▸ **GOAL OF THE EXERCISE**
Transcribe the records that follow exactly. Skip the pictures.

○ ○ ○

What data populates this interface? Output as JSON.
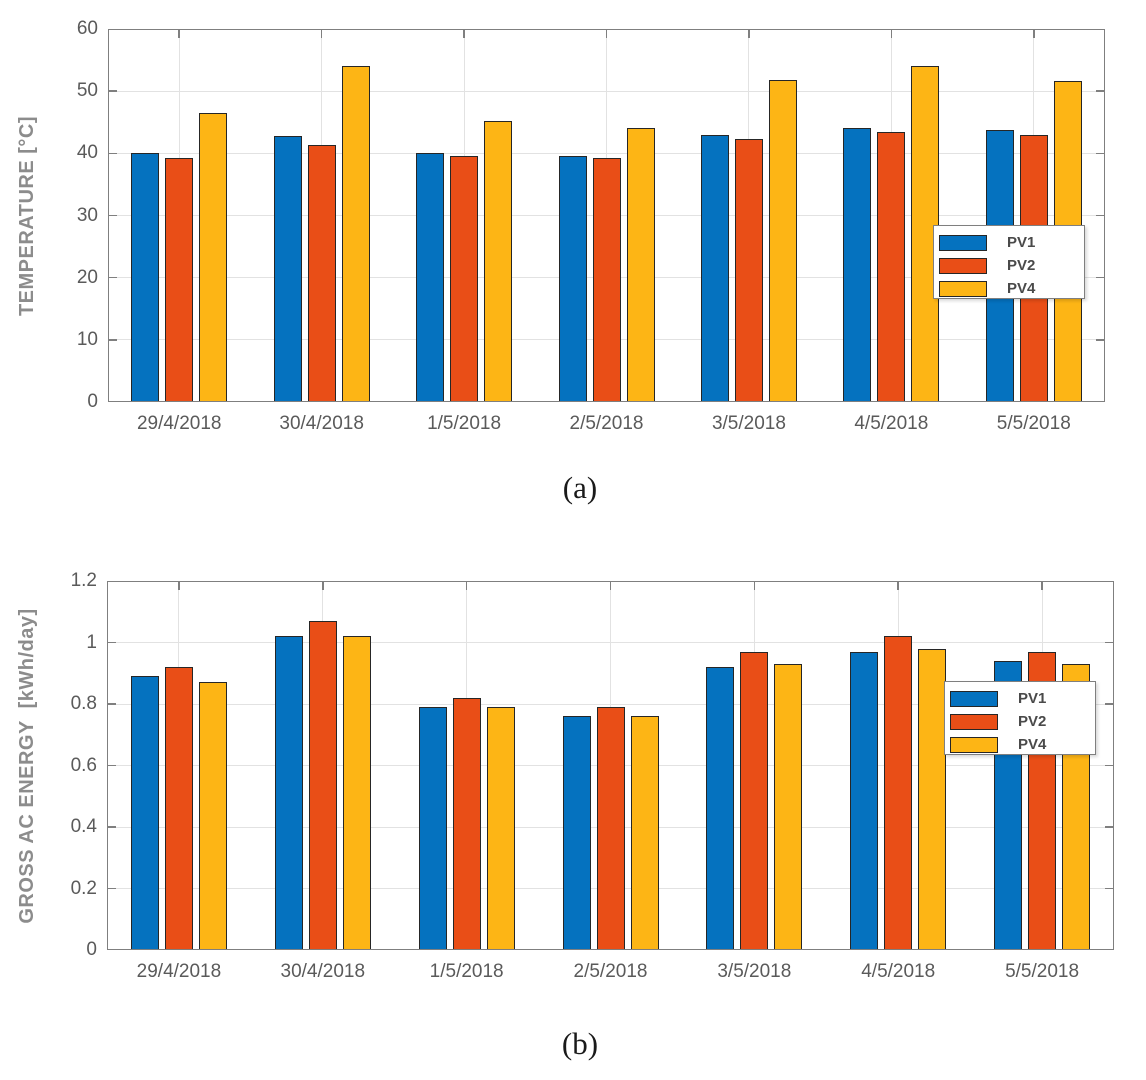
{
  "captions": {
    "a": "(a)",
    "b": "(b)"
  },
  "colors": {
    "pv1": "#0572BF",
    "pv2": "#E94E17",
    "pv4": "#FDB515",
    "axis": "#7f7f7f",
    "grid": "#e2e2e2",
    "tick_text": "#5a5a5a",
    "axis_label_text": "#8c8c8c"
  },
  "chart_data": [
    {
      "type": "bar",
      "panel": "a",
      "title": "",
      "xlabel": "",
      "ylabel": "TEMPERATURE [°C]",
      "categories": [
        "29/4/2018",
        "30/4/2018",
        "1/5/2018",
        "2/5/2018",
        "3/5/2018",
        "4/5/2018",
        "5/5/2018"
      ],
      "series": [
        {
          "name": "PV1",
          "color": "#0572BF",
          "values": [
            40.0,
            42.8,
            40.0,
            39.6,
            43.0,
            44.0,
            43.8
          ]
        },
        {
          "name": "PV2",
          "color": "#E94E17",
          "values": [
            39.2,
            41.4,
            39.6,
            39.2,
            42.3,
            43.5,
            43.0
          ]
        },
        {
          "name": "PV4",
          "color": "#FDB515",
          "values": [
            46.5,
            54.0,
            45.2,
            44.0,
            51.8,
            54.0,
            51.7
          ]
        }
      ],
      "ylim": [
        0,
        60
      ],
      "yticks": [
        0,
        10,
        20,
        30,
        40,
        50,
        60
      ],
      "ytick_labels": [
        "0",
        "10",
        "20",
        "30",
        "40",
        "50",
        "60"
      ],
      "grid": true,
      "legend": [
        "PV1",
        "PV2",
        "PV4"
      ],
      "legend_position": "inside-right-middle"
    },
    {
      "type": "bar",
      "panel": "b",
      "title": "",
      "xlabel": "",
      "ylabel": "GROSS AC ENERGY  [kWh/day]",
      "categories": [
        "29/4/2018",
        "30/4/2018",
        "1/5/2018",
        "2/5/2018",
        "3/5/2018",
        "4/5/2018",
        "5/5/2018"
      ],
      "series": [
        {
          "name": "PV1",
          "color": "#0572BF",
          "values": [
            0.89,
            1.02,
            0.79,
            0.76,
            0.92,
            0.97,
            0.94
          ]
        },
        {
          "name": "PV2",
          "color": "#E94E17",
          "values": [
            0.92,
            1.07,
            0.82,
            0.79,
            0.97,
            1.02,
            0.97
          ]
        },
        {
          "name": "PV4",
          "color": "#FDB515",
          "values": [
            0.87,
            1.02,
            0.79,
            0.76,
            0.93,
            0.98,
            0.93
          ]
        }
      ],
      "ylim": [
        0,
        1.2
      ],
      "yticks": [
        0,
        0.2,
        0.4,
        0.6,
        0.8,
        1,
        1.2
      ],
      "ytick_labels": [
        "0",
        "0.2",
        "0.4",
        "0.6",
        "0.8",
        "1",
        "1.2"
      ],
      "grid": true,
      "legend": [
        "PV1",
        "PV2",
        "PV4"
      ],
      "legend_position": "inside-right-middle"
    }
  ]
}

○ ○ ○

▸ **RESULT FOR THIS EXERCISE**
What data populates this interface? Output as JSON.
{
  "captions": {
    "a": "(a)",
    "b": "(b)"
  },
  "colors": {
    "pv1": "#0572BF",
    "pv2": "#E94E17",
    "pv4": "#FDB515",
    "axis": "#7f7f7f",
    "grid": "#e2e2e2",
    "tick_text": "#5a5a5a",
    "axis_label_text": "#8c8c8c"
  },
  "chart_data": [
    {
      "type": "bar",
      "panel": "a",
      "title": "",
      "xlabel": "",
      "ylabel": "TEMPERATURE [°C]",
      "categories": [
        "29/4/2018",
        "30/4/2018",
        "1/5/2018",
        "2/5/2018",
        "3/5/2018",
        "4/5/2018",
        "5/5/2018"
      ],
      "series": [
        {
          "name": "PV1",
          "color": "#0572BF",
          "values": [
            40.0,
            42.8,
            40.0,
            39.6,
            43.0,
            44.0,
            43.8
          ]
        },
        {
          "name": "PV2",
          "color": "#E94E17",
          "values": [
            39.2,
            41.4,
            39.6,
            39.2,
            42.3,
            43.5,
            43.0
          ]
        },
        {
          "name": "PV4",
          "color": "#FDB515",
          "values": [
            46.5,
            54.0,
            45.2,
            44.0,
            51.8,
            54.0,
            51.7
          ]
        }
      ],
      "ylim": [
        0,
        60
      ],
      "yticks": [
        0,
        10,
        20,
        30,
        40,
        50,
        60
      ],
      "ytick_labels": [
        "0",
        "10",
        "20",
        "30",
        "40",
        "50",
        "60"
      ],
      "grid": true,
      "legend": [
        "PV1",
        "PV2",
        "PV4"
      ],
      "legend_position": "inside-right-middle"
    },
    {
      "type": "bar",
      "panel": "b",
      "title": "",
      "xlabel": "",
      "ylabel": "GROSS AC ENERGY  [kWh/day]",
      "categories": [
        "29/4/2018",
        "30/4/2018",
        "1/5/2018",
        "2/5/2018",
        "3/5/2018",
        "4/5/2018",
        "5/5/2018"
      ],
      "series": [
        {
          "name": "PV1",
          "color": "#0572BF",
          "values": [
            0.89,
            1.02,
            0.79,
            0.76,
            0.92,
            0.97,
            0.94
          ]
        },
        {
          "name": "PV2",
          "color": "#E94E17",
          "values": [
            0.92,
            1.07,
            0.82,
            0.79,
            0.97,
            1.02,
            0.97
          ]
        },
        {
          "name": "PV4",
          "color": "#FDB515",
          "values": [
            0.87,
            1.02,
            0.79,
            0.76,
            0.93,
            0.98,
            0.93
          ]
        }
      ],
      "ylim": [
        0,
        1.2
      ],
      "yticks": [
        0,
        0.2,
        0.4,
        0.6,
        0.8,
        1,
        1.2
      ],
      "ytick_labels": [
        "0",
        "0.2",
        "0.4",
        "0.6",
        "0.8",
        "1",
        "1.2"
      ],
      "grid": true,
      "legend": [
        "PV1",
        "PV2",
        "PV4"
      ],
      "legend_position": "inside-right-middle"
    }
  ]
}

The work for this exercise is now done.